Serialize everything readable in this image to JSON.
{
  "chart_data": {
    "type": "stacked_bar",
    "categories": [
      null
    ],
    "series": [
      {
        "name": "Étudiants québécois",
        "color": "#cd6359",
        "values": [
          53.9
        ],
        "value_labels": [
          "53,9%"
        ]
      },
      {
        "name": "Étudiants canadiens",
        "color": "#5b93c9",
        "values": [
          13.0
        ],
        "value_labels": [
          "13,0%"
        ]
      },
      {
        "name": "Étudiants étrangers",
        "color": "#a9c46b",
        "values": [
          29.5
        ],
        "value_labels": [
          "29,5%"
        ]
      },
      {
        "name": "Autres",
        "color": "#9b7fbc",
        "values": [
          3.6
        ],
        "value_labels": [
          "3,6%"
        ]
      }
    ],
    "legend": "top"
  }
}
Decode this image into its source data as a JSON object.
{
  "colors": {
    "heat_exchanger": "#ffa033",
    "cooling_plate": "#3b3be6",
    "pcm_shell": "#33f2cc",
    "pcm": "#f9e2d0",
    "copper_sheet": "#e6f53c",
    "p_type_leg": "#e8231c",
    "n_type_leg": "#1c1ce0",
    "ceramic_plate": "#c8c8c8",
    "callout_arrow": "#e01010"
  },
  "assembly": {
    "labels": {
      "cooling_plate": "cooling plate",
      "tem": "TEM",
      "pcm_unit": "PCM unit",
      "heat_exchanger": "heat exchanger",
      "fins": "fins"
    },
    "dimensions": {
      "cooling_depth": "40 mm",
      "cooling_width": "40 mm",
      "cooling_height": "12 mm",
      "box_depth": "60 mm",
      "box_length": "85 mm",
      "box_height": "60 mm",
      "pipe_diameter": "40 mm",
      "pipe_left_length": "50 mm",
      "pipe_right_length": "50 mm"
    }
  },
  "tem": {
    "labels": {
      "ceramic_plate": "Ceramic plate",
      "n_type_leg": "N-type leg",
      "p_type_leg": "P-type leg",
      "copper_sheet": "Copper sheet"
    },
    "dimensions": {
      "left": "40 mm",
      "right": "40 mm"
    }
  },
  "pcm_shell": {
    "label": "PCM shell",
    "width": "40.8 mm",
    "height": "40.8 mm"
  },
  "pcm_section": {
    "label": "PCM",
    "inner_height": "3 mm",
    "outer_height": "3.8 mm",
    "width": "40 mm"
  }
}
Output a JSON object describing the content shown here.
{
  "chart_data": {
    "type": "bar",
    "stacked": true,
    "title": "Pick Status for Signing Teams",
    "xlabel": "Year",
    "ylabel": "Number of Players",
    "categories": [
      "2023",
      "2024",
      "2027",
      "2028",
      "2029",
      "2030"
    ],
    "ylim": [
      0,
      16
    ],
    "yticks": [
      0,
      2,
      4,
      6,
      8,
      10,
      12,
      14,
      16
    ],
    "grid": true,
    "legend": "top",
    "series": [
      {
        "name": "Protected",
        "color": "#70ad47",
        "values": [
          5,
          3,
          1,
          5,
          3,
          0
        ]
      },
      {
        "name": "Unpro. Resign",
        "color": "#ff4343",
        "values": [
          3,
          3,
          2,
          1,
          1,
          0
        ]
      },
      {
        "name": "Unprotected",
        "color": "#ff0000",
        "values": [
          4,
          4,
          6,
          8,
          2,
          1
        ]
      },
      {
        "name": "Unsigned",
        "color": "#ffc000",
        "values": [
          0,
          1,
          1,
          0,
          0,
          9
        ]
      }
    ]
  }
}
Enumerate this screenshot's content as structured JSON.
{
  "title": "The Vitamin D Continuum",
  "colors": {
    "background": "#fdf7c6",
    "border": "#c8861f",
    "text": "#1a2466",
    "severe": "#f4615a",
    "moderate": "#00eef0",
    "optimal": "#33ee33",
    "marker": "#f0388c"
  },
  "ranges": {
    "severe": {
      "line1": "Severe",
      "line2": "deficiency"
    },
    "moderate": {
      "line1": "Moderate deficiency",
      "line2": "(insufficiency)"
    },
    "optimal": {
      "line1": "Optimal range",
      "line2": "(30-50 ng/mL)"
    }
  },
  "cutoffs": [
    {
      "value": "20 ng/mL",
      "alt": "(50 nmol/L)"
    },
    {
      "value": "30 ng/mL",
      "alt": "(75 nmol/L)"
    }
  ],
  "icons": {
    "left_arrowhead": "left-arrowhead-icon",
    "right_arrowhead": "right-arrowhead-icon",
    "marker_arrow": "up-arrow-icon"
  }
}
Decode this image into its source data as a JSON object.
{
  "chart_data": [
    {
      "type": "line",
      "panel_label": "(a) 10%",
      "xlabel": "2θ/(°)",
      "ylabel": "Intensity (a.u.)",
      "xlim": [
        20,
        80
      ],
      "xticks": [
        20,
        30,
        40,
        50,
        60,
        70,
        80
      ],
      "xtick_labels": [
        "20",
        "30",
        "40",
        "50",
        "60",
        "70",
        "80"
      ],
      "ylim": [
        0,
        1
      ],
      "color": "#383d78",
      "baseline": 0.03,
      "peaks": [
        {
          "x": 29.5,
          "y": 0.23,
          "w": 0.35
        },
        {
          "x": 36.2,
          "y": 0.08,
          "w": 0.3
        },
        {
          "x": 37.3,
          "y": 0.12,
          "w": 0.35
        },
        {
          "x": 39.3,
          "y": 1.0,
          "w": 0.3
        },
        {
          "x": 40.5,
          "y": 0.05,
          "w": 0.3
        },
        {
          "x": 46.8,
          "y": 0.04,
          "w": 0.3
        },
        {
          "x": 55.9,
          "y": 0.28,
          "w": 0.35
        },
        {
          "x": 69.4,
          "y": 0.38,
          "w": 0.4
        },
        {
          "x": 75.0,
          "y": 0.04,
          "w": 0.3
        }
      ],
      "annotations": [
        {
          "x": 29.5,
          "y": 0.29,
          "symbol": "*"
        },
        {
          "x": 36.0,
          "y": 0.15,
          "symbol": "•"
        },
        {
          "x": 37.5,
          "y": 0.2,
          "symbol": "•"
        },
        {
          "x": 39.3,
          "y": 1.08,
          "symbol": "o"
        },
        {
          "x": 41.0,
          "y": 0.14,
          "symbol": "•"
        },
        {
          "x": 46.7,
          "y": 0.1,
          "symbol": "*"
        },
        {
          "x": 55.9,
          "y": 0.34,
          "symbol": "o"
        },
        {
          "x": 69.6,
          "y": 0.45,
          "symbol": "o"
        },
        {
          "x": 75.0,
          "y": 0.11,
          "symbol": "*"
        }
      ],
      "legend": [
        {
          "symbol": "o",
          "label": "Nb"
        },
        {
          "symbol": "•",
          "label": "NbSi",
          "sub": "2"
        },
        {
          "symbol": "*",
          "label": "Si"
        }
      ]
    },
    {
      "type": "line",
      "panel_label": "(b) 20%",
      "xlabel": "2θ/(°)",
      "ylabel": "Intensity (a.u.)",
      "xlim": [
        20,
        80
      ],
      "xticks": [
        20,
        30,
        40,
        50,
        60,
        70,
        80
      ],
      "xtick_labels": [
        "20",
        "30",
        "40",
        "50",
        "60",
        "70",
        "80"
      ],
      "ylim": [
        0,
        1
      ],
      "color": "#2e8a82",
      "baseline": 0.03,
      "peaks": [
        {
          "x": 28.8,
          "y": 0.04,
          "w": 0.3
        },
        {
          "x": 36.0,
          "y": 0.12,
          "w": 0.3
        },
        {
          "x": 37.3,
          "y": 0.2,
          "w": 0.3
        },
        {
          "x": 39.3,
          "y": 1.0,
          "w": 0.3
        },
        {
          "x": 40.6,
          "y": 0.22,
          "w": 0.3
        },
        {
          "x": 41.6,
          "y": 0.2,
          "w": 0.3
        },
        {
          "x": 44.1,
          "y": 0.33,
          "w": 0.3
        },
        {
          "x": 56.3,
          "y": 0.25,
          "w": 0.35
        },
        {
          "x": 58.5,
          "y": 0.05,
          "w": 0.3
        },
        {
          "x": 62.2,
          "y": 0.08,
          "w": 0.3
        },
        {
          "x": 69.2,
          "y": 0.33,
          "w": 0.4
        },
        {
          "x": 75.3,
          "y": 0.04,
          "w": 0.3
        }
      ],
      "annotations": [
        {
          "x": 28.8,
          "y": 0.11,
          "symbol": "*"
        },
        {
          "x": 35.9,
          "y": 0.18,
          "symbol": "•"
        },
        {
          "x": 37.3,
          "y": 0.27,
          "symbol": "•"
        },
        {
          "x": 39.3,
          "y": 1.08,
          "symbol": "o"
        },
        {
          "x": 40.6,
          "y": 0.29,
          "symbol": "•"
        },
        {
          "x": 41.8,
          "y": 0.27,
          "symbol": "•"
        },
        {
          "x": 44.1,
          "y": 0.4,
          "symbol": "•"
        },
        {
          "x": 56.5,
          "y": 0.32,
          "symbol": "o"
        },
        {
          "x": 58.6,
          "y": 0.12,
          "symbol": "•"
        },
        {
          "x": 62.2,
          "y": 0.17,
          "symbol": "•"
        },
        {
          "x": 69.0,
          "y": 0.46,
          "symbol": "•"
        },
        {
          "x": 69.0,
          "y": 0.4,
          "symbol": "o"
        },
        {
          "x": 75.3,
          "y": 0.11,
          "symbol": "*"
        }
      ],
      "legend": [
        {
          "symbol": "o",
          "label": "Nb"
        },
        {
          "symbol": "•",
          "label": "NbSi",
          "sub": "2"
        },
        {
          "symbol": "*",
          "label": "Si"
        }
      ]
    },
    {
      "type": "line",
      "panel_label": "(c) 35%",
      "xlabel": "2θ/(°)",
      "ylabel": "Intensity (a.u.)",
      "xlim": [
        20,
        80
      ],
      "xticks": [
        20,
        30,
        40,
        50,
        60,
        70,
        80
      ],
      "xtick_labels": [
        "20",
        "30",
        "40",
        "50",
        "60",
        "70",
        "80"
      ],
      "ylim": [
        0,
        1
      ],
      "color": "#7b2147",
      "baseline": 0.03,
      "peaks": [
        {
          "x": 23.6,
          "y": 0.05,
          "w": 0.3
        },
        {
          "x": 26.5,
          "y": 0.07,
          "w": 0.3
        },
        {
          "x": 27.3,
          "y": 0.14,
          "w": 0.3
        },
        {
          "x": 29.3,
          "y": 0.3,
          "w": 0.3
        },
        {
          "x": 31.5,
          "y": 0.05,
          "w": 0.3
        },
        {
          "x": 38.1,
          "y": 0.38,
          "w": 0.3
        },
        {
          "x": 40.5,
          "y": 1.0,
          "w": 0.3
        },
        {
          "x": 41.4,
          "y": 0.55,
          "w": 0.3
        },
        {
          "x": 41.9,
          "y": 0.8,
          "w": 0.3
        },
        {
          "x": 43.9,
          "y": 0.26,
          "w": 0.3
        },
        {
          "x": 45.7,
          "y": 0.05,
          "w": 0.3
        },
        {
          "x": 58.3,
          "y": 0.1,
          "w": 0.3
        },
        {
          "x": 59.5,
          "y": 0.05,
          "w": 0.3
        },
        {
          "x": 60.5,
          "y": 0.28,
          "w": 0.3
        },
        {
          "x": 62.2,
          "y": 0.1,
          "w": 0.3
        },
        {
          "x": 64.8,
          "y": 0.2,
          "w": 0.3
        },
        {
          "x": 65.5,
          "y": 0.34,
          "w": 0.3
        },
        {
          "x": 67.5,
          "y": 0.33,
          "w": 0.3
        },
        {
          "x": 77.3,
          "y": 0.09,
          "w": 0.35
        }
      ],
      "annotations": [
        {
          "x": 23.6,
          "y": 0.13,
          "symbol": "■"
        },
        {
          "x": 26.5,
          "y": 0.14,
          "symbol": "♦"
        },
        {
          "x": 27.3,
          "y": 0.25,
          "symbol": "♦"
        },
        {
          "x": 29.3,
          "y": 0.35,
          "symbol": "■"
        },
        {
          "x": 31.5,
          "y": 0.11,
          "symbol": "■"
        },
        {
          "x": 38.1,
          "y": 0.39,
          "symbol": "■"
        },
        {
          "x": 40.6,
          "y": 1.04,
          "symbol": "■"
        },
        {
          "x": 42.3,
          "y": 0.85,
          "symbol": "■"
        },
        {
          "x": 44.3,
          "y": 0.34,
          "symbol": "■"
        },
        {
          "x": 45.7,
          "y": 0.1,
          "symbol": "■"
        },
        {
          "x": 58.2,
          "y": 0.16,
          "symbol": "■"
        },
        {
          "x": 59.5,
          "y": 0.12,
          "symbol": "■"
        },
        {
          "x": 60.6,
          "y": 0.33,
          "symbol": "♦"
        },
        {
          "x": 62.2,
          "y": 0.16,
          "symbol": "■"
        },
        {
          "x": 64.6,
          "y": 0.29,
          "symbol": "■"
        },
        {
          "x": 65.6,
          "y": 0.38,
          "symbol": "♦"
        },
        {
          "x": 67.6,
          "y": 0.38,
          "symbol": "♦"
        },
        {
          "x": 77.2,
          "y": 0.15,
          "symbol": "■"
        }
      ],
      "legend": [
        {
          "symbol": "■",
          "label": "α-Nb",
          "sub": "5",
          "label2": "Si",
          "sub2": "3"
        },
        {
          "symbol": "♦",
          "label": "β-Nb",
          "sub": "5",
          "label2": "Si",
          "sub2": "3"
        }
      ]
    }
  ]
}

┄┄┄┄┄┄

__WHAT IS ASKED__:
Gather each line holding the string "this".

__TASK SOLUTION__:
Serialize everything readable in this image to JSON.
Decode this image into its source data as a JSON object.
Enumerate this screenshot's content as structured JSON.
Decode this image into its source data as a JSON object.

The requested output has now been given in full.